_WORKING DATA_
==*==

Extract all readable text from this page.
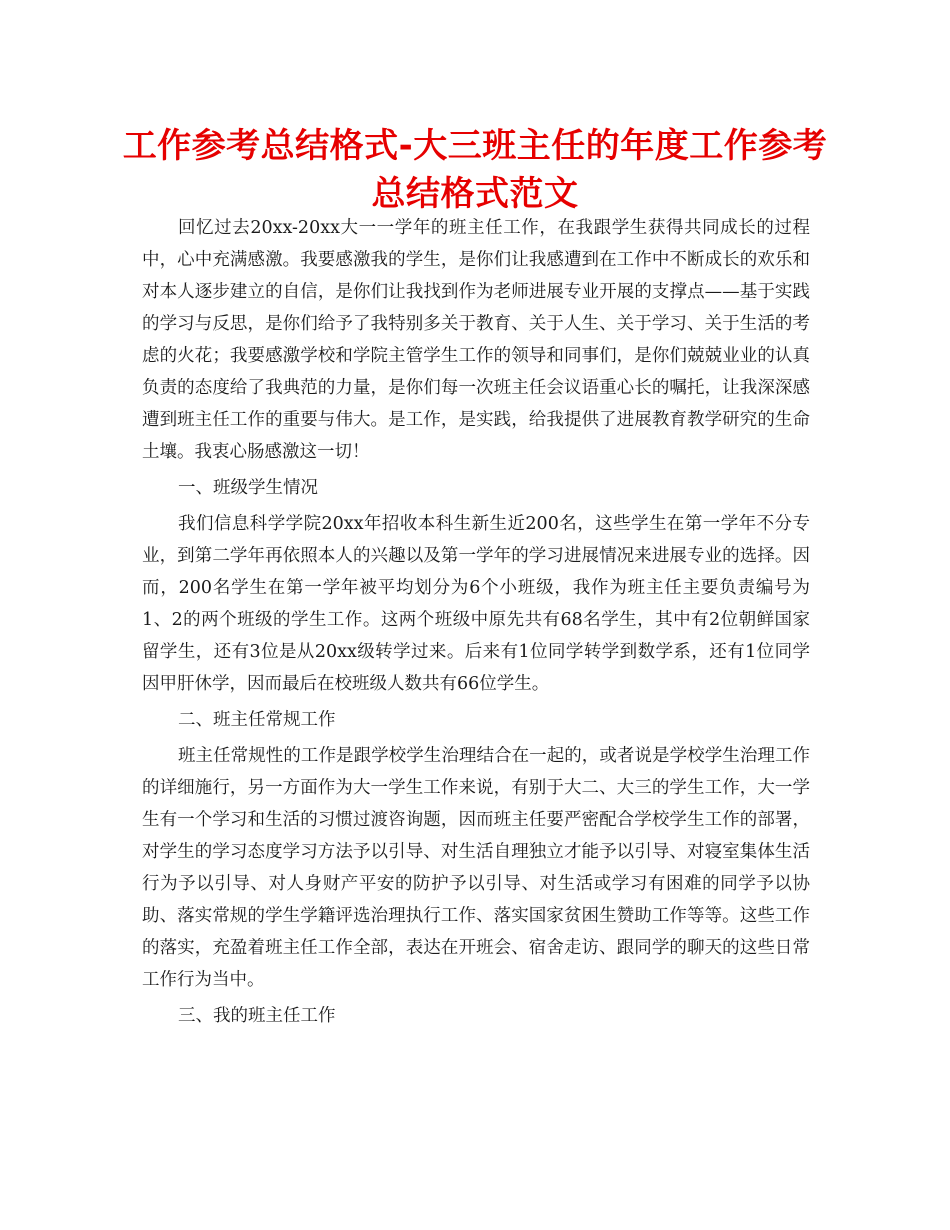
工作参考总结格式-大三班主任的年度工作参考总结格式范文

回忆过去20xx-20xx大一一学年的班主任工作，在我跟学生获得共同成长的过程中，心中充满感激。我要感激我的学生，是你们让我感遭到在工作中不断成长的欢乐和对本人逐步建立的自信，是你们让我找到作为老师进展专业开展的支撑点——基于实践的学习与反思，是你们给予了我特别多关于教育、关于人生、关于学习、关于生活的考虑的火花；我要感激学校和学院主管学生工作的领导和同事们，是你们兢兢业业的认真负责的态度给了我典范的力量，是你们每一次班主任会议语重心长的嘱托，让我深深感遭到班主任工作的重要与伟大。是工作，是实践，给我提供了进展教育教学研究的生命土壤。我衷心肠感激这一切！

一、班级学生情况

我们信息科学学院20xx年招收本科生新生近200名，这些学生在第一学年不分专业，到第二学年再依照本人的兴趣以及第一学年的学习进展情况来进展专业的选择。因而，200名学生在第一学年被平均划分为6个小班级，我作为班主任主要负责编号为1、2的两个班级的学生工作。这两个班级中原先共有68名学生，其中有2位朝鲜国家留学生，还有3位是从20xx级转学过来。后来有1位同学转学到数学系，还有1位同学因甲肝休学，因而最后在校班级人数共有66位学生。

二、班主任常规工作

班主任常规性的工作是跟学校学生治理结合在一起的，或者说是学校学生治理工作的详细施行，另一方面作为大一学生工作来说，有别于大二、大三的学生工作，大一学生有一个学习和生活的习惯过渡咨询题，因而班主任要严密配合学校学生工作的部署，对学生的学习态度学习方法予以引导、对生活自理独立才能予以引导、对寝室集体生活行为予以引导、对人身财产平安的防护予以引导、对生活或学习有困难的同学予以协助、落实常规的学生学籍评选治理执行工作、落实国家贫困生赞助工作等等。这些工作的落实，充盈着班主任工作全部，表达在开班会、宿舍走访、跟同学的聊天的这些日常工作行为当中。

三、我的班主任工作
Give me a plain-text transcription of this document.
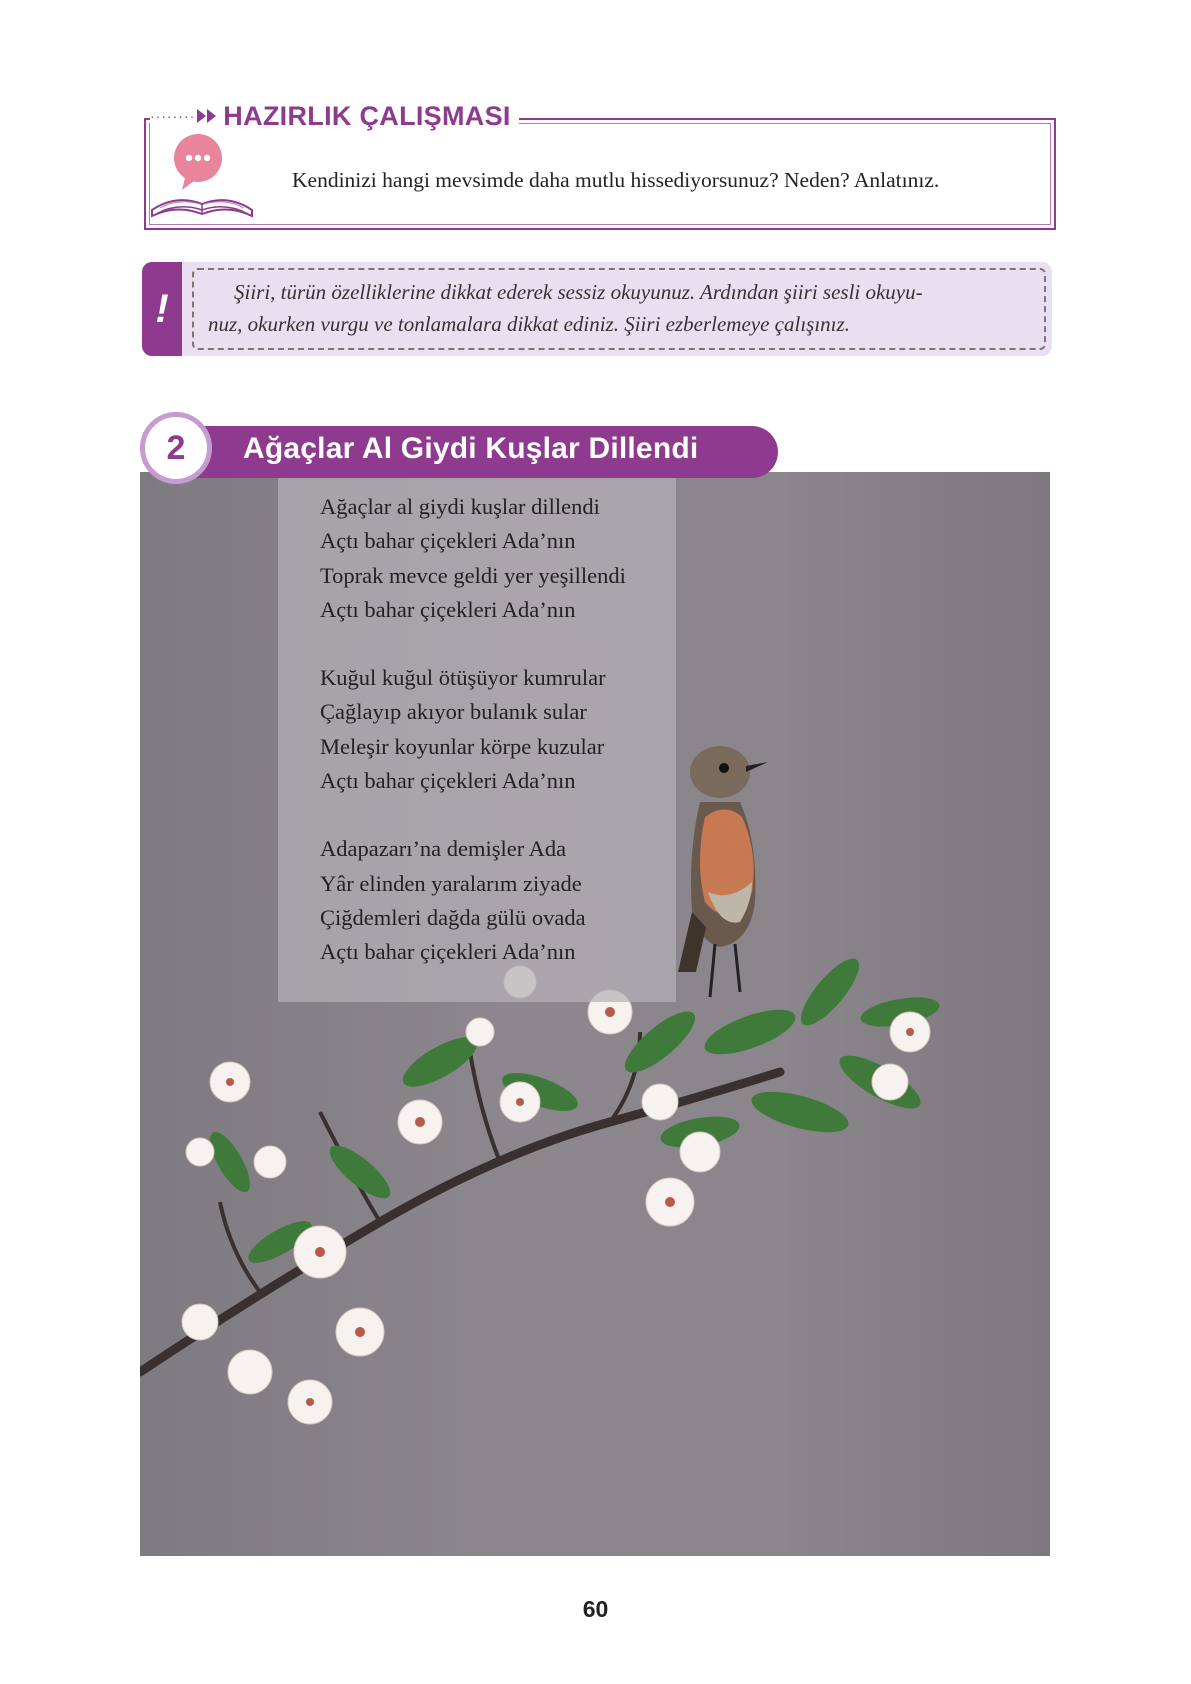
········ HAZIRLIK ÇALIŞMASI
Kendinizi hangi mevsimde daha mutlu hissediyorsunuz? Neden? Anlatınız.
!	Şiiri, türün özelliklerine dikkat ederek sessiz okuyunuz. Ardından şiiri sesli okuyu-
nuz, okurken vurgu ve tonlamalara dikkat ediniz. Şiiri ezberlemeye çalışınız.
Ağaçlar Al Giydi Kuşlar Dillendi
2
Ağaçlar al giydi kuşlar dillendi
Açtı bahar çiçekleri Ada’nın
Toprak mevce geldi yer yeşillendi
Açtı bahar çiçekleri Ada’nın
Kuğul kuğul ötüşüyor kumrular
Çağlayıp akıyor bulanık sular
Meleşir koyunlar körpe kuzular
Açtı bahar çiçekleri Ada’nın
Adapazarı’na demişler Ada
Yâr elinden yaralarım ziyade
Çiğdemleri dağda gülü ovada
Açtı bahar çiçekleri Ada’nın
60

==*==

_OBJECTIVE_
All of the entries above should be duplicated exactly, except for the pictures.

_COMPLETED EXERCISE_
Extract all readable text from this page.
工作参考总结格式-大三班主任的年度工作参考总结格式范文

回忆过去20xx-20xx大一一学年的班主任工作，在我跟学生获得共同成长的过程中，心中充满感激。我要感激我的学生，是你们让我感遭到在工作中不断成长的欢乐和对本人逐步建立的自信，是你们让我找到作为老师进展专业开展的支撑点——基于实践的学习与反思，是你们给予了我特别多关于教育、关于人生、关于学习、关于生活的考虑的火花；我要感激学校和学院主管学生工作的领导和同事们，是你们兢兢业业的认真负责的态度给了我典范的力量，是你们每一次班主任会议语重心长的嘱托，让我深深感遭到班主任工作的重要与伟大。是工作，是实践，给我提供了进展教育教学研究的生命土壤。我衷心肠感激这一切！

一、班级学生情况

我们信息科学学院20xx年招收本科生新生近200名，这些学生在第一学年不分专业，到第二学年再依照本人的兴趣以及第一学年的学习进展情况来进展专业的选择。因而，200名学生在第一学年被平均划分为6个小班级，我作为班主任主要负责编号为1、2的两个班级的学生工作。这两个班级中原先共有68名学生，其中有2位朝鲜国家留学生，还有3位是从20xx级转学过来。后来有1位同学转学到数学系，还有1位同学因甲肝休学，因而最后在校班级人数共有66位学生。

二、班主任常规工作

班主任常规性的工作是跟学校学生治理结合在一起的，或者说是学校学生治理工作的详细施行，另一方面作为大一学生工作来说，有别于大二、大三的学生工作，大一学生有一个学习和生活的习惯过渡咨询题，因而班主任要严密配合学校学生工作的部署，对学生的学习态度学习方法予以引导、对生活自理独立才能予以引导、对寝室集体生活行为予以引导、对人身财产平安的防护予以引导、对生活或学习有困难的同学予以协助、落实常规的学生学籍评选治理执行工作、落实国家贫困生赞助工作等等。这些工作的落实，充盈着班主任工作全部，表达在开班会、宿舍走访、跟同学的聊天的这些日常工作行为当中。

三、我的班主任工作
Give me a plain-text transcription of this document.
········ HAZIRLIK ÇALIŞMASI
Kendinizi hangi mevsimde daha mutlu hissediyorsunuz? Neden? Anlatınız.
!	Şiiri, türün özelliklerine dikkat ederek sessiz okuyunuz. Ardından şiiri sesli okuyu-
nuz, okurken vurgu ve tonlamalara dikkat ediniz. Şiiri ezberlemeye çalışınız.
Ağaçlar Al Giydi Kuşlar Dillendi
2
Ağaçlar al giydi kuşlar dillendi
Açtı bahar çiçekleri Ada’nın
Toprak mevce geldi yer yeşillendi
Açtı bahar çiçekleri Ada’nın
Kuğul kuğul ötüşüyor kumrular
Çağlayıp akıyor bulanık sular
Meleşir koyunlar körpe kuzular
Açtı bahar çiçekleri Ada’nın
Adapazarı’na demişler Ada
Yâr elinden yaralarım ziyade
Çiğdemleri dağda gülü ovada
Açtı bahar çiçekleri Ada’nın
60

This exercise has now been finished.